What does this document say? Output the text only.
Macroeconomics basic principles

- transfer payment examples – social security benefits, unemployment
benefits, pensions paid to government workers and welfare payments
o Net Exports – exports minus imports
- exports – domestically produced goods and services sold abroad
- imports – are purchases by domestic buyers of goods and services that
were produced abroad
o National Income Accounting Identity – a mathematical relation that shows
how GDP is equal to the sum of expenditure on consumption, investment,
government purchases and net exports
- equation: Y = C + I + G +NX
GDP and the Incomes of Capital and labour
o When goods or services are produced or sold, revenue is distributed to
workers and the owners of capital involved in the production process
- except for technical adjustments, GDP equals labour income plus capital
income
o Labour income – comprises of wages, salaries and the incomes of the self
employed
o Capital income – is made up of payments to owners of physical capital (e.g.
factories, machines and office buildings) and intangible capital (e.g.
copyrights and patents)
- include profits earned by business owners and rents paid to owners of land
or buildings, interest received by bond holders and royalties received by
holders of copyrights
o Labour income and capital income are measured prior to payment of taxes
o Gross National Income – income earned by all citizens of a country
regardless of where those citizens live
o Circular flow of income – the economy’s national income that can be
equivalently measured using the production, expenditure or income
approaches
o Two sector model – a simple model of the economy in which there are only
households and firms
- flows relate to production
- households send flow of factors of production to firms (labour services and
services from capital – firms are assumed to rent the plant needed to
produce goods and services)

+--

» **What to produce**
Search the entries for the word "services" and pick out every line that holds it.

» **Reply**
- exports – domestically produced goods and services sold abroad
- imports – are purchases by domestic buyers of goods and services that
o When goods or services are produced or sold, revenue is distributed to
- households send flow of factors of production to firms (labour services and
services from capital – firms are assumed to rent the plant needed to
produce goods and services)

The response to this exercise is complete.